Task:
The records below are to be quoted in full; please keep every word exact.

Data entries
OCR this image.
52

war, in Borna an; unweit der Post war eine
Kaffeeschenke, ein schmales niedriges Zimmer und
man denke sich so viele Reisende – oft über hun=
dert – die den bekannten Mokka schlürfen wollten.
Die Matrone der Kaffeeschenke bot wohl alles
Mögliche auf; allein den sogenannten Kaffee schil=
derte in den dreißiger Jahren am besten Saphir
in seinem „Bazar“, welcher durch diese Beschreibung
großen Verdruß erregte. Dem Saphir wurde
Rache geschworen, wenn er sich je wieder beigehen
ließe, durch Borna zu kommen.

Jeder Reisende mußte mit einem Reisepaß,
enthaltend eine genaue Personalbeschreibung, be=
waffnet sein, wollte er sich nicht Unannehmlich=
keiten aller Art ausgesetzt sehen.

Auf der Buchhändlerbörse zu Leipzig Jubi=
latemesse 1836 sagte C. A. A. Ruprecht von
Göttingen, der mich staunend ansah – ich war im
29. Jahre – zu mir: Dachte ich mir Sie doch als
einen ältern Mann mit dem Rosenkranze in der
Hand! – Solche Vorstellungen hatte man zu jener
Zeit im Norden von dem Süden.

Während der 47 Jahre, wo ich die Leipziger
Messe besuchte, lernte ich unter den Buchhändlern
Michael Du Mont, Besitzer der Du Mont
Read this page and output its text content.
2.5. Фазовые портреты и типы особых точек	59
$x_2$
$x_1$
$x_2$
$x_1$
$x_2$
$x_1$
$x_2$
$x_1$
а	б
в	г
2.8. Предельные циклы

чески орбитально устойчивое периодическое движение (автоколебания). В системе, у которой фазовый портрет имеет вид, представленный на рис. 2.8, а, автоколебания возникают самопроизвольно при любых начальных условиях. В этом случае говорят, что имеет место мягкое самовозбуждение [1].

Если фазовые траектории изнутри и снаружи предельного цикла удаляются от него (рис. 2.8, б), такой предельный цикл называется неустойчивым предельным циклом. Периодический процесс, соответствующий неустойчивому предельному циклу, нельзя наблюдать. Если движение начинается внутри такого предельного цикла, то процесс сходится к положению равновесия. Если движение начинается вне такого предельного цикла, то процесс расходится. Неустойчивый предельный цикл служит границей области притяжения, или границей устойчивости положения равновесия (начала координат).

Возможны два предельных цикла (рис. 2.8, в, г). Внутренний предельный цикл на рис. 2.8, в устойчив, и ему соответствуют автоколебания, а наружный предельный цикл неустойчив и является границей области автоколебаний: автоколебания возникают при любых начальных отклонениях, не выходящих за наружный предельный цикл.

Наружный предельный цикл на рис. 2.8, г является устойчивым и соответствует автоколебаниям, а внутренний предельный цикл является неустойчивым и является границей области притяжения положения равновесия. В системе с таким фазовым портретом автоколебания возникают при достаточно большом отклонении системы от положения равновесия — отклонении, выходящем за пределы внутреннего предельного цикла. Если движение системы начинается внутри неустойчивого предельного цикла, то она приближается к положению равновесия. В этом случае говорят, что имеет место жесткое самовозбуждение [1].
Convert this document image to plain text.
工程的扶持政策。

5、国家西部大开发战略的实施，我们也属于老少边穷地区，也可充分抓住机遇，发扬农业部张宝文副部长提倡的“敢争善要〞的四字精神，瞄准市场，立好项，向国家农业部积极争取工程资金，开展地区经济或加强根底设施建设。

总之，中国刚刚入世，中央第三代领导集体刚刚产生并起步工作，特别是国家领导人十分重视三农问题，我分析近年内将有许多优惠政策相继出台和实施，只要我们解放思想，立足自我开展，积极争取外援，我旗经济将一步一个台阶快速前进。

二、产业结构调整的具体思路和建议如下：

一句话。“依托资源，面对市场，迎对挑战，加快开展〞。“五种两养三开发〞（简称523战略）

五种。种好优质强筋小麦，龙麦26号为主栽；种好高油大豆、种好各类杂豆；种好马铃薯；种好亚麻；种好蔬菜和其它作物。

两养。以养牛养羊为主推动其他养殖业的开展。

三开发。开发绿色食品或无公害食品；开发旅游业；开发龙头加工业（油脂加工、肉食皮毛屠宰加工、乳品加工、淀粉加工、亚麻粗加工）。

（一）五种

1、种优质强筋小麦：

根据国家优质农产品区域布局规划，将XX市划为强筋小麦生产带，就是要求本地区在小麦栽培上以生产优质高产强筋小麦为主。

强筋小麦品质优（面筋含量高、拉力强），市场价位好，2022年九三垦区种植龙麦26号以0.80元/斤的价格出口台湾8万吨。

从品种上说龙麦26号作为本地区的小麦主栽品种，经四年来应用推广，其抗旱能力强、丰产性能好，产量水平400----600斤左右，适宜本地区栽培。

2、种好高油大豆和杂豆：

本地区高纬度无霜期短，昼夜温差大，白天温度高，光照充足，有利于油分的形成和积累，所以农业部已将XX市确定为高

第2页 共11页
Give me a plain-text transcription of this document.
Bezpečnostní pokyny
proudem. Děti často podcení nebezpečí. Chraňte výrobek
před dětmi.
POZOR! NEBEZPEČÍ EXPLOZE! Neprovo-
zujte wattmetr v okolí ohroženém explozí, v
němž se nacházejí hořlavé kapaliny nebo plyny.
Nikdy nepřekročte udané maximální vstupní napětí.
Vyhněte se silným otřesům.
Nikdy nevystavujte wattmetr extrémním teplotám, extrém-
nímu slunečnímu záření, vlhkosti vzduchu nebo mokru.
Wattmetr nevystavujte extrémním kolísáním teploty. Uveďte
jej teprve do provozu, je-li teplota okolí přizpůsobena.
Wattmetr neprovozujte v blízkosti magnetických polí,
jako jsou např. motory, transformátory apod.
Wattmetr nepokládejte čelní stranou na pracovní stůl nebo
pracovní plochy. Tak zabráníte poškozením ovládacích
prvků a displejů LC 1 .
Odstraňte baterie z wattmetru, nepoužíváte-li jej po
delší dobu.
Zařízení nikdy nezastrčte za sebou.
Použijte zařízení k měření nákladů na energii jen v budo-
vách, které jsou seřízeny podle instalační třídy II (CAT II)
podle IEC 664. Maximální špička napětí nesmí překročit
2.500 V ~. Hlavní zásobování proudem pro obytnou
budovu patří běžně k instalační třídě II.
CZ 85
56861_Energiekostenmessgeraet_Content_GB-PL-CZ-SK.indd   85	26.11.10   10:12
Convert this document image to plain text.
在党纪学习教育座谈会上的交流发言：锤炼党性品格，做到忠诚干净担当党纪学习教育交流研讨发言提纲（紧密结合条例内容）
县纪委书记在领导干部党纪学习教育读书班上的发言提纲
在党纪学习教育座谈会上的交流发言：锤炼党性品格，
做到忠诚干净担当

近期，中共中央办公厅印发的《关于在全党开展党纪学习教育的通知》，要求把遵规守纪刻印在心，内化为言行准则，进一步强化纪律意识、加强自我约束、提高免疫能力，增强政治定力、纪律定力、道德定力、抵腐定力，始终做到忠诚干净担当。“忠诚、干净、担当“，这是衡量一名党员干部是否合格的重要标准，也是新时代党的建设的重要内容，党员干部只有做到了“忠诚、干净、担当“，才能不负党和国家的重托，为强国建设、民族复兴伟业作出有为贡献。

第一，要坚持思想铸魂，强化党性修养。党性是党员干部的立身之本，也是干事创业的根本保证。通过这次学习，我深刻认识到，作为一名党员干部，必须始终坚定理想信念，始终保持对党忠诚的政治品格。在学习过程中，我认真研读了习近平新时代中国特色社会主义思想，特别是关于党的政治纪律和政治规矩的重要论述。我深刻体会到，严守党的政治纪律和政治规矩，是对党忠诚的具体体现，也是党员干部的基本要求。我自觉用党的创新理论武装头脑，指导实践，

Written reply:
OCR this image.
52

war, in Borna an; unweit der Post war eine
Kaffeeschenke, ein schmales niedriges Zimmer und
man denke sich so viele Reisende – oft über hun=
dert – die den bekannten Mokka schlürfen wollten.
Die Matrone der Kaffeeschenke bot wohl alles
Mögliche auf; allein den sogenannten Kaffee schil=
derte in den dreißiger Jahren am besten Saphir
in seinem „Bazar“, welcher durch diese Beschreibung
großen Verdruß erregte. Dem Saphir wurde
Rache geschworen, wenn er sich je wieder beigehen
ließe, durch Borna zu kommen.

Jeder Reisende mußte mit einem Reisepaß,
enthaltend eine genaue Personalbeschreibung, be=
waffnet sein, wollte er sich nicht Unannehmlich=
keiten aller Art ausgesetzt sehen.

Auf der Buchhändlerbörse zu Leipzig Jubi=
latemesse 1836 sagte C. A. A. Ruprecht von
Göttingen, der mich staunend ansah – ich war im
29. Jahre – zu mir: Dachte ich mir Sie doch als
einen ältern Mann mit dem Rosenkranze in der
Hand! – Solche Vorstellungen hatte man zu jener
Zeit im Norden von dem Süden.

Während der 47 Jahre, wo ich die Leipziger
Messe besuchte, lernte ich unter den Buchhändlern
Michael Du Mont, Besitzer der Du Mont
Read this page and output its text content.
2.5. Фазовые портреты и типы особых точек	59
$x_2$
$x_1$
$x_2$
$x_1$
$x_2$
$x_1$
$x_2$
$x_1$
а	б
в	г
2.8. Предельные циклы

чески орбитально устойчивое периодическое движение (автоколебания). В системе, у которой фазовый портрет имеет вид, представленный на рис. 2.8, а, автоколебания возникают самопроизвольно при любых начальных условиях. В этом случае говорят, что имеет место мягкое самовозбуждение [1].

Если фазовые траектории изнутри и снаружи предельного цикла удаляются от него (рис. 2.8, б), такой предельный цикл называется неустойчивым предельным циклом. Периодический процесс, соответствующий неустойчивому предельному циклу, нельзя наблюдать. Если движение начинается внутри такого предельного цикла, то процесс сходится к положению равновесия. Если движение начинается вне такого предельного цикла, то процесс расходится. Неустойчивый предельный цикл служит границей области притяжения, или границей устойчивости положения равновесия (начала координат).

Возможны два предельных цикла (рис. 2.8, в, г). Внутренний предельный цикл на рис. 2.8, в устойчив, и ему соответствуют автоколебания, а наружный предельный цикл неустойчив и является границей области автоколебаний: автоколебания возникают при любых начальных отклонениях, не выходящих за наружный предельный цикл.

Наружный предельный цикл на рис. 2.8, г является устойчивым и соответствует автоколебаниям, а внутренний предельный цикл является неустойчивым и является границей области притяжения положения равновесия. В системе с таким фазовым портретом автоколебания возникают при достаточно большом отклонении системы от положения равновесия — отклонении, выходящем за пределы внутреннего предельного цикла. Если движение системы начинается внутри неустойчивого предельного цикла, то она приближается к положению равновесия. В этом случае говорят, что имеет место жесткое самовозбуждение [1].
Convert this document image to plain text.
工程的扶持政策。

5、国家西部大开发战略的实施，我们也属于老少边穷地区，也可充分抓住机遇，发扬农业部张宝文副部长提倡的“敢争善要〞的四字精神，瞄准市场，立好项，向国家农业部积极争取工程资金，开展地区经济或加强根底设施建设。

总之，中国刚刚入世，中央第三代领导集体刚刚产生并起步工作，特别是国家领导人十分重视三农问题，我分析近年内将有许多优惠政策相继出台和实施，只要我们解放思想，立足自我开展，积极争取外援，我旗经济将一步一个台阶快速前进。

二、产业结构调整的具体思路和建议如下：

一句话。“依托资源，面对市场，迎对挑战，加快开展〞。“五种两养三开发〞（简称523战略）

五种。种好优质强筋小麦，龙麦26号为主栽；种好高油大豆、种好各类杂豆；种好马铃薯；种好亚麻；种好蔬菜和其它作物。

两养。以养牛养羊为主推动其他养殖业的开展。

三开发。开发绿色食品或无公害食品；开发旅游业；开发龙头加工业（油脂加工、肉食皮毛屠宰加工、乳品加工、淀粉加工、亚麻粗加工）。

（一）五种

1、种优质强筋小麦：

根据国家优质农产品区域布局规划，将XX市划为强筋小麦生产带，就是要求本地区在小麦栽培上以生产优质高产强筋小麦为主。

强筋小麦品质优（面筋含量高、拉力强），市场价位好，2022年九三垦区种植龙麦26号以0.80元/斤的价格出口台湾8万吨。

从品种上说龙麦26号作为本地区的小麦主栽品种，经四年来应用推广，其抗旱能力强、丰产性能好，产量水平400----600斤左右，适宜本地区栽培。

2、种好高油大豆和杂豆：

本地区高纬度无霜期短，昼夜温差大，白天温度高，光照充足，有利于油分的形成和积累，所以农业部已将XX市确定为高

第2页 共11页
Give me a plain-text transcription of this document.
Bezpečnostní pokyny
proudem. Děti často podcení nebezpečí. Chraňte výrobek
před dětmi.
POZOR! NEBEZPEČÍ EXPLOZE! Neprovo-
zujte wattmetr v okolí ohroženém explozí, v
němž se nacházejí hořlavé kapaliny nebo plyny.
Nikdy nepřekročte udané maximální vstupní napětí.
Vyhněte se silným otřesům.
Nikdy nevystavujte wattmetr extrémním teplotám, extrém-
nímu slunečnímu záření, vlhkosti vzduchu nebo mokru.
Wattmetr nevystavujte extrémním kolísáním teploty. Uveďte
jej teprve do provozu, je-li teplota okolí přizpůsobena.
Wattmetr neprovozujte v blízkosti magnetických polí,
jako jsou např. motory, transformátory apod.
Wattmetr nepokládejte čelní stranou na pracovní stůl nebo
pracovní plochy. Tak zabráníte poškozením ovládacích
prvků a displejů LC 1 .
Odstraňte baterie z wattmetru, nepoužíváte-li jej po
delší dobu.
Zařízení nikdy nezastrčte za sebou.
Použijte zařízení k měření nákladů na energii jen v budo-
vách, které jsou seřízeny podle instalační třídy II (CAT II)
podle IEC 664. Maximální špička napětí nesmí překročit
2.500 V ~. Hlavní zásobování proudem pro obytnou
budovu patří běžně k instalační třídě II.
CZ 85
56861_Energiekostenmessgeraet_Content_GB-PL-CZ-SK.indd   85	26.11.10   10:12
Convert this document image to plain text.
在党纪学习教育座谈会上的交流发言：锤炼党性品格，做到忠诚干净担当党纪学习教育交流研讨发言提纲（紧密结合条例内容）
县纪委书记在领导干部党纪学习教育读书班上的发言提纲
在党纪学习教育座谈会上的交流发言：锤炼党性品格，
做到忠诚干净担当

近期，中共中央办公厅印发的《关于在全党开展党纪学习教育的通知》，要求把遵规守纪刻印在心，内化为言行准则，进一步强化纪律意识、加强自我约束、提高免疫能力，增强政治定力、纪律定力、道德定力、抵腐定力，始终做到忠诚干净担当。“忠诚、干净、担当“，这是衡量一名党员干部是否合格的重要标准，也是新时代党的建设的重要内容，党员干部只有做到了“忠诚、干净、担当“，才能不负党和国家的重托，为强国建设、民族复兴伟业作出有为贡献。

第一，要坚持思想铸魂，强化党性修养。党性是党员干部的立身之本，也是干事创业的根本保证。通过这次学习，我深刻认识到，作为一名党员干部，必须始终坚定理想信念，始终保持对党忠诚的政治品格。在学习过程中，我认真研读了习近平新时代中国特色社会主义思想，特别是关于党的政治纪律和政治规矩的重要论述。我深刻体会到，严守党的政治纪律和政治规矩，是对党忠诚的具体体现，也是党员干部的基本要求。我自觉用党的创新理论武装头脑，指导实践，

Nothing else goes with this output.